• [Written problem]: Check each line below for "Couleurs" and report how many have it, nothing else.

• [The data]:
+---+

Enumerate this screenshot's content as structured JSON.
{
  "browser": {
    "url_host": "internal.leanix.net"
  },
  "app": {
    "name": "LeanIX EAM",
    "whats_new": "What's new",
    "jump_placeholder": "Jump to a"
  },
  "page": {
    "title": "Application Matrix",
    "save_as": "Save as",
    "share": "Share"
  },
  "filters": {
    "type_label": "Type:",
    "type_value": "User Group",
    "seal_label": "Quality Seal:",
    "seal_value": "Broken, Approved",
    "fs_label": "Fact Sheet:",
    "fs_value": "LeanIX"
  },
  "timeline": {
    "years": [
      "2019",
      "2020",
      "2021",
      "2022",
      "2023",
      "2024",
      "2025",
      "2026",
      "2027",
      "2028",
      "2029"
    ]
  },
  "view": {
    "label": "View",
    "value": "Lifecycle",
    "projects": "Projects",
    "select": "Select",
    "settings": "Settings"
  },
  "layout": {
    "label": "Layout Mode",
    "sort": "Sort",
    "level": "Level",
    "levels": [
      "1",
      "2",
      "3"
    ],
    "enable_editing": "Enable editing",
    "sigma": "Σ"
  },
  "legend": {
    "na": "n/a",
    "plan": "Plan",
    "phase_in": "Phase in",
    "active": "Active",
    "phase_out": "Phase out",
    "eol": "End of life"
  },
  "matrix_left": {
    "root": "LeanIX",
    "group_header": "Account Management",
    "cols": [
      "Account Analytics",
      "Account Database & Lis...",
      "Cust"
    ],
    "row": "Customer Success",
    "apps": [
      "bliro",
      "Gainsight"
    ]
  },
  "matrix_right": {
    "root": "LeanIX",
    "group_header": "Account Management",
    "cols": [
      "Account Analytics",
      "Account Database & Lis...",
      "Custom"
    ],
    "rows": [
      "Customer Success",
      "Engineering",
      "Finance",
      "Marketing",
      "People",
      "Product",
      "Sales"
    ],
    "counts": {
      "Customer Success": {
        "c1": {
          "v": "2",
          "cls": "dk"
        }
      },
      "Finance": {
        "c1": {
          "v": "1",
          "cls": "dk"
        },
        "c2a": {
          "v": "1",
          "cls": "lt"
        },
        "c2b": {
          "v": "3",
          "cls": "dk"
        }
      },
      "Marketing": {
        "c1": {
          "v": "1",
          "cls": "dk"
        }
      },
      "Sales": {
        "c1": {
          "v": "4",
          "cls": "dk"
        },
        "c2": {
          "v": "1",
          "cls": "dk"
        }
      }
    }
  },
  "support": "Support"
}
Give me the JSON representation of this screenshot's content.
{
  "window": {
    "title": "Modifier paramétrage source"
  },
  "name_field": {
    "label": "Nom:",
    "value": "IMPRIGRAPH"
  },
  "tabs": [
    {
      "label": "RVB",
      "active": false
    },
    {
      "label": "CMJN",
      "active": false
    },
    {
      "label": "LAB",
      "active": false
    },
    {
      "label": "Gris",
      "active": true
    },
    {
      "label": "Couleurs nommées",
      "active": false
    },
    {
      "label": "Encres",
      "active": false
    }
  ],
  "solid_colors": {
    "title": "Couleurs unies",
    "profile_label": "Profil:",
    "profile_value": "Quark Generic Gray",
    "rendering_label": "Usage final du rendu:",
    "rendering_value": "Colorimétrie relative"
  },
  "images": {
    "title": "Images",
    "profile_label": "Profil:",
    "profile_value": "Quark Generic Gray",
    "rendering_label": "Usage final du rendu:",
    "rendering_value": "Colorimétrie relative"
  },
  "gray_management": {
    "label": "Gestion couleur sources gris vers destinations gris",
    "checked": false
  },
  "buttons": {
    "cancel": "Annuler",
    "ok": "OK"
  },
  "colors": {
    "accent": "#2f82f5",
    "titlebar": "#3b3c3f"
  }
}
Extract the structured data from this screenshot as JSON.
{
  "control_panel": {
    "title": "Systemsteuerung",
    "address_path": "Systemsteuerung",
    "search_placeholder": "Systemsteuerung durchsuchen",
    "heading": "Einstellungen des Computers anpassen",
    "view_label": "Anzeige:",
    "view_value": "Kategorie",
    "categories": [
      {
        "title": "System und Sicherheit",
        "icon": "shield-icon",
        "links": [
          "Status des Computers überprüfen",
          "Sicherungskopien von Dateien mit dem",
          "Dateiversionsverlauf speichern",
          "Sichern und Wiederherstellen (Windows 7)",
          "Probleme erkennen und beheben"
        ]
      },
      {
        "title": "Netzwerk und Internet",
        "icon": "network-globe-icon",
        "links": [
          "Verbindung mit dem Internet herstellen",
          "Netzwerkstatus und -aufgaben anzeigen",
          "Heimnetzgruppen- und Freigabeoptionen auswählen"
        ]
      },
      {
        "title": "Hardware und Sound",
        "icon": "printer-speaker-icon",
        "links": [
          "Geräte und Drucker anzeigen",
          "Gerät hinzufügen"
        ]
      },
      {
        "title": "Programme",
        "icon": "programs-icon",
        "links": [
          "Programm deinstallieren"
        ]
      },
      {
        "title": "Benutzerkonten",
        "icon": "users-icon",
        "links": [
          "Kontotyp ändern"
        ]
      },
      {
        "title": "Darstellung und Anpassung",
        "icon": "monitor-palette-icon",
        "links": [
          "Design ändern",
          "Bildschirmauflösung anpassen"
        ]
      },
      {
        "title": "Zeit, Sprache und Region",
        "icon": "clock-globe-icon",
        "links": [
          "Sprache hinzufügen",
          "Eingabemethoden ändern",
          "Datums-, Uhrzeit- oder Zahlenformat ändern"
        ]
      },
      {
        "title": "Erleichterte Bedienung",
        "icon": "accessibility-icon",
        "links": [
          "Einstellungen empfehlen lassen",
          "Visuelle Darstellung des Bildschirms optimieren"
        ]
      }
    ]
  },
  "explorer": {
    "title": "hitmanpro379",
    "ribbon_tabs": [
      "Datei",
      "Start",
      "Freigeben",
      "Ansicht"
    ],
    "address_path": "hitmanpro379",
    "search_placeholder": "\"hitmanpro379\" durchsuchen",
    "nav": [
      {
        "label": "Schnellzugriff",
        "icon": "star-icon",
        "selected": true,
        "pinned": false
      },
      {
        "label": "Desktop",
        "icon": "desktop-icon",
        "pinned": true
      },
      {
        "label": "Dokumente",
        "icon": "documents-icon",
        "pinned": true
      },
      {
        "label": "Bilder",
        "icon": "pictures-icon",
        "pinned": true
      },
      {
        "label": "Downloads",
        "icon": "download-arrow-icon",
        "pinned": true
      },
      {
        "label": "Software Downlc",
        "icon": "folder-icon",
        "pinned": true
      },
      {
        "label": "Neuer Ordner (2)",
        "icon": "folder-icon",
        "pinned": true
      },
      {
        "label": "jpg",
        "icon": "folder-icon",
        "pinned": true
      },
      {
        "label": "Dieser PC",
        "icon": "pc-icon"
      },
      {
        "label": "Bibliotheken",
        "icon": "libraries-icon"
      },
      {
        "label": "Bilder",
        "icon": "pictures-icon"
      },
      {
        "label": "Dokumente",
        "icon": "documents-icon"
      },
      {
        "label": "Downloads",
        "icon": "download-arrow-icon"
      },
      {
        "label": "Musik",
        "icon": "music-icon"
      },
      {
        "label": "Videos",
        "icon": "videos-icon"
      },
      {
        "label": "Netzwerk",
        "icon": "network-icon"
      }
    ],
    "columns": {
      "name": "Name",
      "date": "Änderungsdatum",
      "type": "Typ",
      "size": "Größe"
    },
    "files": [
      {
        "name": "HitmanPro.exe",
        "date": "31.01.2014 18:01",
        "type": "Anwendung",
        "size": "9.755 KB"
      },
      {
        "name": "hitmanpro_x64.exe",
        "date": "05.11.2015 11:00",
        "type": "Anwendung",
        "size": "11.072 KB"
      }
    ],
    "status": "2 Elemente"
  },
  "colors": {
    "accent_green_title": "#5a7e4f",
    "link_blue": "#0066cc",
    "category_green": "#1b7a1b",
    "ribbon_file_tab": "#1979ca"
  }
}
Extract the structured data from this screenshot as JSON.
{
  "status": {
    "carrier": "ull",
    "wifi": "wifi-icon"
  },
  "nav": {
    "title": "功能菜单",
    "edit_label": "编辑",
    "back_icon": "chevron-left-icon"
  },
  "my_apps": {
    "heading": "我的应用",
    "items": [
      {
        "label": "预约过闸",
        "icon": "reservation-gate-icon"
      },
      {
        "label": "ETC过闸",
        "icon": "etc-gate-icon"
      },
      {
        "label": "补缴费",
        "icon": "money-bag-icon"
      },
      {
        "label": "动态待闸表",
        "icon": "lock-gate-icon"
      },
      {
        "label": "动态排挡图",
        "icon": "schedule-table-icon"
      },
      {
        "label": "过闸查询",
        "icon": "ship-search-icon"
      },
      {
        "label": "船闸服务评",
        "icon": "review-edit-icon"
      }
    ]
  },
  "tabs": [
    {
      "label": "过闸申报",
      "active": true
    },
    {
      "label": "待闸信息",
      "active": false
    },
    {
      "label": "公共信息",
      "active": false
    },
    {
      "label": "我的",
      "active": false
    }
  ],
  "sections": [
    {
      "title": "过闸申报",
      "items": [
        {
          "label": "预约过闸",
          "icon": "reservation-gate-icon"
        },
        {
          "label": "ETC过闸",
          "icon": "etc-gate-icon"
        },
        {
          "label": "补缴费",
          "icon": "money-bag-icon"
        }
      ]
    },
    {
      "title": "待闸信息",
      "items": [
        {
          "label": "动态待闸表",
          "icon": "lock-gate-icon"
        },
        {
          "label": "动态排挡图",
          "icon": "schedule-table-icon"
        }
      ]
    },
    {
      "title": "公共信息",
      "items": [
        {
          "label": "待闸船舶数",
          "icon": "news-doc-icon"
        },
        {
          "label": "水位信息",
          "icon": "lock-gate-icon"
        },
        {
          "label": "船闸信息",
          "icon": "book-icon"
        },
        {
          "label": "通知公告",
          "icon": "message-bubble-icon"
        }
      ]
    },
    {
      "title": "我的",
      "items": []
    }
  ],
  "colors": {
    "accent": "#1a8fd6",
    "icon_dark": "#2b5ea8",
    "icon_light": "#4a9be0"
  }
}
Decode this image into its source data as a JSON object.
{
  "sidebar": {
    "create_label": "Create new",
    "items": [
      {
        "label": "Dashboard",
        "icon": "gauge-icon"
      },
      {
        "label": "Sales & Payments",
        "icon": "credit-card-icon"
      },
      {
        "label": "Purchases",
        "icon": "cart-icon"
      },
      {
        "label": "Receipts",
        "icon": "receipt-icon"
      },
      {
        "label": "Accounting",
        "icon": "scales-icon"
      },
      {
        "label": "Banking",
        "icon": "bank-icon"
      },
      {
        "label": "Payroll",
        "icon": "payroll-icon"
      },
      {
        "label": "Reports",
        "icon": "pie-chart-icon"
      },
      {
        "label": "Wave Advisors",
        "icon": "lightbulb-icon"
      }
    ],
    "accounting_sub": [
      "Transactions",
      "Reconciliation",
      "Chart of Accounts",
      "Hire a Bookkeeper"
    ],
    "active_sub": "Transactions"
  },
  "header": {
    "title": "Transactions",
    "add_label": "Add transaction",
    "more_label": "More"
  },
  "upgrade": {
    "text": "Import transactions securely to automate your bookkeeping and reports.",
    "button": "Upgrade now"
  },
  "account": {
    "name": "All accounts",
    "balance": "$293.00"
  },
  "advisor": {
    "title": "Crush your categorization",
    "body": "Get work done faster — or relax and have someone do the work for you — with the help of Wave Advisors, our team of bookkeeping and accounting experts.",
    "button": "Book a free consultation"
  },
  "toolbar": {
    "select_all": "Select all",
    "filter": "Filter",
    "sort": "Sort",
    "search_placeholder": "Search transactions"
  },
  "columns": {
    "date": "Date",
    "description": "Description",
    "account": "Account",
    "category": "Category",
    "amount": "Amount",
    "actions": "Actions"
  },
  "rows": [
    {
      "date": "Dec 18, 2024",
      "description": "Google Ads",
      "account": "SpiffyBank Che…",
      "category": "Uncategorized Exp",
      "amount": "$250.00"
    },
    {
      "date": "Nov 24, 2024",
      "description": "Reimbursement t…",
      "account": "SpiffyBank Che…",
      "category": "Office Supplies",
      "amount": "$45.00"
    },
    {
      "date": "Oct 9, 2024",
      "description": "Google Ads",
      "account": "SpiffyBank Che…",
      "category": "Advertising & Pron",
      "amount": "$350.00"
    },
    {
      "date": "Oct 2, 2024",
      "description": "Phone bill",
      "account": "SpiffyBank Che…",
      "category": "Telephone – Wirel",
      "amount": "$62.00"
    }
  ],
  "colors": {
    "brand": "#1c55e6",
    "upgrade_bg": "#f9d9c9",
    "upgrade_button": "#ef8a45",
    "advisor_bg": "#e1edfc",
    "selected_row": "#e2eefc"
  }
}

+---+

• [Reply]: 2